→ **Data for this task**:

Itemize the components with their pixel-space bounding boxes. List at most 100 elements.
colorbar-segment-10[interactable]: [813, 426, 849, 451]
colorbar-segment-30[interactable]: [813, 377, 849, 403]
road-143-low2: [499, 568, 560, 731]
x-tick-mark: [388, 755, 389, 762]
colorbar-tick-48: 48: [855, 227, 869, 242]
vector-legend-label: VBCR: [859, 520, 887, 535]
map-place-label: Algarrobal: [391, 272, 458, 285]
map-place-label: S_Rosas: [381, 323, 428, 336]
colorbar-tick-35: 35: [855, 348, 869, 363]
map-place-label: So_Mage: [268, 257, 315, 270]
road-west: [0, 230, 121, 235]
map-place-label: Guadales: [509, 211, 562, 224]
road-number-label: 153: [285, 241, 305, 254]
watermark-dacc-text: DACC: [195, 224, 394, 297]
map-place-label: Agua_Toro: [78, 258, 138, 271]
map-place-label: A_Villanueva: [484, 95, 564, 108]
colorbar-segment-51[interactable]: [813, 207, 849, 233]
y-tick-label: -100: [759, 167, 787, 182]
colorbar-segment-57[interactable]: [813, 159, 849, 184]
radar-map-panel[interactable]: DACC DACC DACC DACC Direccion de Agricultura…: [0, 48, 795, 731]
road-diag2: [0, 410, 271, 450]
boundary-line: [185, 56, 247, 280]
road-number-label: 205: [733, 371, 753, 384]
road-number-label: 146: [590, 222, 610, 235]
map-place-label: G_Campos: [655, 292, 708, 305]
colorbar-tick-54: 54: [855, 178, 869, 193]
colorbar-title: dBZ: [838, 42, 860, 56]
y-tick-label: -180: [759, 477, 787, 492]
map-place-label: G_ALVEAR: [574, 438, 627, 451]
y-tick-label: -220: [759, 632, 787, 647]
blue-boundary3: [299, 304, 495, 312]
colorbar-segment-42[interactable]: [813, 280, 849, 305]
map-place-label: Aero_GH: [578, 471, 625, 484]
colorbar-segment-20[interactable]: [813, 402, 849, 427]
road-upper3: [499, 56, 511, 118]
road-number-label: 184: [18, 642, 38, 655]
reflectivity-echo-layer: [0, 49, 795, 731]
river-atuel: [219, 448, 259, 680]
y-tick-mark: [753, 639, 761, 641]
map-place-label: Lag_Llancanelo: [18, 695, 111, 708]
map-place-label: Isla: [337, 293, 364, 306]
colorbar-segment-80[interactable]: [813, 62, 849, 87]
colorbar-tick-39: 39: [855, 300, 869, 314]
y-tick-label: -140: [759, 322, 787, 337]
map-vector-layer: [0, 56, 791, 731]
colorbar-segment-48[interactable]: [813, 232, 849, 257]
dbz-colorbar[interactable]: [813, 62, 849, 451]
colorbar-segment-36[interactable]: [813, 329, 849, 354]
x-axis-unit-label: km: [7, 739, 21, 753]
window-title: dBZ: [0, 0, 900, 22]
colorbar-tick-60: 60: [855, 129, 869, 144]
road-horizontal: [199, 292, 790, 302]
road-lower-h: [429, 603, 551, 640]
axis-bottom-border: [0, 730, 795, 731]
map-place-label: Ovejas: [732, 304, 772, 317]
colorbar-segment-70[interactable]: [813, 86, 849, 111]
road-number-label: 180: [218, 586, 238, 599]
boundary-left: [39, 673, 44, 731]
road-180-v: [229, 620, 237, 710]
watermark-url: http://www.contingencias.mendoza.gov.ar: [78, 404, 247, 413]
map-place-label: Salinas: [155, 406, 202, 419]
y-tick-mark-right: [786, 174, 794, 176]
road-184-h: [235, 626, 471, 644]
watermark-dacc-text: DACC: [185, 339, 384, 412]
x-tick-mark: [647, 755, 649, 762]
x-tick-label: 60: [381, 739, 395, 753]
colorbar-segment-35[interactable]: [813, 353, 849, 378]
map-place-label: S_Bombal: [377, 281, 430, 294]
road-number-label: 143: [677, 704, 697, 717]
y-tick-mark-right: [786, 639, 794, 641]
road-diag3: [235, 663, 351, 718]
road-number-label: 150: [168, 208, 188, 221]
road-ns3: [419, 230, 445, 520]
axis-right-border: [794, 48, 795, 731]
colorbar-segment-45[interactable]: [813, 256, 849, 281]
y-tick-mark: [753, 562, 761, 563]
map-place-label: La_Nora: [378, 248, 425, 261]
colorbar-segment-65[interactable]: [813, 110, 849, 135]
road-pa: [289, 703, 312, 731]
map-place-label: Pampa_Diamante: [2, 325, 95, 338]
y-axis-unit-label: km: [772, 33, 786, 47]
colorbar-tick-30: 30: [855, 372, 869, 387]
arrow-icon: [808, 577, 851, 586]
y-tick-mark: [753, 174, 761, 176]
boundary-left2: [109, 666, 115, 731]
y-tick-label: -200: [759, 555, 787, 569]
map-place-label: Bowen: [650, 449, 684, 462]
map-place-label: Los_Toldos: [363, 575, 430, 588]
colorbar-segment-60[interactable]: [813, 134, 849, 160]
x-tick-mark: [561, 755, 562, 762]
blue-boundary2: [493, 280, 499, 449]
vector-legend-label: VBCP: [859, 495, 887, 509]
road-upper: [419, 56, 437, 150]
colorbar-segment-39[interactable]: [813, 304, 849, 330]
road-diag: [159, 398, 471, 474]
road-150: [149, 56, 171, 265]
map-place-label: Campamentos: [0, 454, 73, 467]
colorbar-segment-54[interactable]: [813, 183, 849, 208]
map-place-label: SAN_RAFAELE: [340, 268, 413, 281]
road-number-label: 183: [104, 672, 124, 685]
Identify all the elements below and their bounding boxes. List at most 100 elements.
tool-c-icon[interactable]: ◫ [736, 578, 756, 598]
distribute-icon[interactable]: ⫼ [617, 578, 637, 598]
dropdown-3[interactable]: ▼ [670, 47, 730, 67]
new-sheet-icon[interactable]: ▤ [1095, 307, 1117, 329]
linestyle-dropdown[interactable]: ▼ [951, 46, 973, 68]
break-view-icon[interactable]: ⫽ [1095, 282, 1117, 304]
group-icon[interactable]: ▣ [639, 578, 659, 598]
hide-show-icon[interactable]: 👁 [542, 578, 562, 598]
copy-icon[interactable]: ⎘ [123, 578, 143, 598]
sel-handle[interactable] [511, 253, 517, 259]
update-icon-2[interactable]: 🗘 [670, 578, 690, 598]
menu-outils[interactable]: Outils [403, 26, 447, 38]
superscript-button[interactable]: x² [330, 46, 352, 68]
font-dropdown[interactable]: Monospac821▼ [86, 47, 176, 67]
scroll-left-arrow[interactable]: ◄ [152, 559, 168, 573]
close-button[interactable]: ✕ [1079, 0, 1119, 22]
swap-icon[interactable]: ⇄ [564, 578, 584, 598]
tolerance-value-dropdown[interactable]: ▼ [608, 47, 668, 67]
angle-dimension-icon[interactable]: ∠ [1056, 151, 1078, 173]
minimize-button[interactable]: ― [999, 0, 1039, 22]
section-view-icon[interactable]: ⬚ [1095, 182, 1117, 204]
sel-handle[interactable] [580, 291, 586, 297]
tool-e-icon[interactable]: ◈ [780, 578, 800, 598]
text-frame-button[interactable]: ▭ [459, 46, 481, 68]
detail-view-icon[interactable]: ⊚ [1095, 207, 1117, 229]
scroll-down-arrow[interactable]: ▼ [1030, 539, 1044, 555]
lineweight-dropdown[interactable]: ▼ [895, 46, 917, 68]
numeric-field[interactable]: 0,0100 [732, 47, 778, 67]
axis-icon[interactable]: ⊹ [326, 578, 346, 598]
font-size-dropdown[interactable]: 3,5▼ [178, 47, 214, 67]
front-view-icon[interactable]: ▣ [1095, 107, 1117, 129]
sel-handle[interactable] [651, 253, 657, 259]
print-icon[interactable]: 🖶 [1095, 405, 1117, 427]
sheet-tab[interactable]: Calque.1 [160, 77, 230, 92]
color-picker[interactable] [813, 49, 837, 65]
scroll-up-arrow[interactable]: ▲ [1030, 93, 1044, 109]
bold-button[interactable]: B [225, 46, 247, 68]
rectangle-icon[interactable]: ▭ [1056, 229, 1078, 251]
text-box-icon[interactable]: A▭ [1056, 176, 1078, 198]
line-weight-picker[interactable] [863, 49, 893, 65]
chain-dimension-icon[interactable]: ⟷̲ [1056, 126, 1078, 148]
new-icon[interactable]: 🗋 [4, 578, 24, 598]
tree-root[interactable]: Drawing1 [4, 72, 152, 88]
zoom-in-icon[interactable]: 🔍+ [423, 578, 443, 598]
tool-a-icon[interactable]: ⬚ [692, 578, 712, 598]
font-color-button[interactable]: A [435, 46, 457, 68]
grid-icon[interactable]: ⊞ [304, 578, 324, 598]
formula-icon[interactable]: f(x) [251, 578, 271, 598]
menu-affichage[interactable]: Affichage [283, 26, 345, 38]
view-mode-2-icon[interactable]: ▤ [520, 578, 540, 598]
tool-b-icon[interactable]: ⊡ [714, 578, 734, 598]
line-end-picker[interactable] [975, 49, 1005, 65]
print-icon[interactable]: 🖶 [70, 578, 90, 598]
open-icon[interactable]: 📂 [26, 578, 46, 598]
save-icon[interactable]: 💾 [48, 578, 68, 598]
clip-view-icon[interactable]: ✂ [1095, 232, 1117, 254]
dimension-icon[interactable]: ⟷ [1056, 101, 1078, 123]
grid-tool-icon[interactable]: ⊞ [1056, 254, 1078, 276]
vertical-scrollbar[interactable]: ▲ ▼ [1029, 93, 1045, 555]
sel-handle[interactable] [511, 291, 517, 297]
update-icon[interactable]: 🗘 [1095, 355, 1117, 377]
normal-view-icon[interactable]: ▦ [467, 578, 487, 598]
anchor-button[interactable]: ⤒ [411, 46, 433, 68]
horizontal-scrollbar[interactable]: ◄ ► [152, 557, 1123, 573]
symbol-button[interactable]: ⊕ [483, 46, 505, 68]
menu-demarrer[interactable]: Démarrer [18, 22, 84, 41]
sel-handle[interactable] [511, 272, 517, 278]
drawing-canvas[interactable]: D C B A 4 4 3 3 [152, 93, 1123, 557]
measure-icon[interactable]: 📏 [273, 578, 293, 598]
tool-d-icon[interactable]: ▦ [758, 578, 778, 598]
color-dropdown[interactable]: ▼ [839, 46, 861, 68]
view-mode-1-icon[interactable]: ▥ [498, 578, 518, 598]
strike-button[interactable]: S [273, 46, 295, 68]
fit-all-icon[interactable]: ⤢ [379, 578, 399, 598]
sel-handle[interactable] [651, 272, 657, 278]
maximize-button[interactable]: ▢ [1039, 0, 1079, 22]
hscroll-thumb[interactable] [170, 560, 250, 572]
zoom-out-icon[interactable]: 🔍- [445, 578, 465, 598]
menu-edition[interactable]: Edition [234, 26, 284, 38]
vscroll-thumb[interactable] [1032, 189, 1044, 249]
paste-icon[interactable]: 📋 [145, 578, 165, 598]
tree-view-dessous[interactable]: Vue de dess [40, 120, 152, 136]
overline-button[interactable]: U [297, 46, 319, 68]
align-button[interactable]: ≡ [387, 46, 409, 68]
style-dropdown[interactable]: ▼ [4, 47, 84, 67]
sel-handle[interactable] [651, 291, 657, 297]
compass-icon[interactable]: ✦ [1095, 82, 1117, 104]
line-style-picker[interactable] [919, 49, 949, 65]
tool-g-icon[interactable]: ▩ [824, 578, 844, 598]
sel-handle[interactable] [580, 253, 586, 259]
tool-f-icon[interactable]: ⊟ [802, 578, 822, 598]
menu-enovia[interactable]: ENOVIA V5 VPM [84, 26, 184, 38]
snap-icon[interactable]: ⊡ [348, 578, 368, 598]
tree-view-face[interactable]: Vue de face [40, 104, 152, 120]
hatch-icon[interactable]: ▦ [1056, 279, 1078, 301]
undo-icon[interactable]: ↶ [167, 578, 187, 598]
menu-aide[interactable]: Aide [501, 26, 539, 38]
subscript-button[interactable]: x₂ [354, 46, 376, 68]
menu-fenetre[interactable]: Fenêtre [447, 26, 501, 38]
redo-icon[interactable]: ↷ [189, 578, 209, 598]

→ **Task description**:
Reproduce the lines of the records from the start through the line with "y-tick-label: -180: [759, 477, 787, 492]", both ends included.

→ **Exercise result**:
Itemize the components with their pixel-space bounding boxes. List at most 100 elements.
colorbar-segment-10[interactable]: [813, 426, 849, 451]
colorbar-segment-30[interactable]: [813, 377, 849, 403]
road-143-low2: [499, 568, 560, 731]
x-tick-mark: [388, 755, 389, 762]
colorbar-tick-48: 48: [855, 227, 869, 242]
vector-legend-label: VBCR: [859, 520, 887, 535]
map-place-label: Algarrobal: [391, 272, 458, 285]
map-place-label: S_Rosas: [381, 323, 428, 336]
colorbar-tick-35: 35: [855, 348, 869, 363]
map-place-label: So_Mage: [268, 257, 315, 270]
road-west: [0, 230, 121, 235]
map-place-label: Guadales: [509, 211, 562, 224]
road-number-label: 153: [285, 241, 305, 254]
watermark-dacc-text: DACC: [195, 224, 394, 297]
map-place-label: Agua_Toro: [78, 258, 138, 271]
map-place-label: A_Villanueva: [484, 95, 564, 108]
colorbar-segment-51[interactable]: [813, 207, 849, 233]
y-tick-label: -100: [759, 167, 787, 182]
colorbar-segment-57[interactable]: [813, 159, 849, 184]
radar-map-panel[interactable]: DACC DACC DACC DACC Direccion de Agricultura…: [0, 48, 795, 731]
road-diag2: [0, 410, 271, 450]
boundary-line: [185, 56, 247, 280]
road-number-label: 205: [733, 371, 753, 384]
road-number-label: 146: [590, 222, 610, 235]
map-place-label: G_Campos: [655, 292, 708, 305]
colorbar-tick-54: 54: [855, 178, 869, 193]
colorbar-title: dBZ: [838, 42, 860, 56]
y-tick-label: -180: [759, 477, 787, 492]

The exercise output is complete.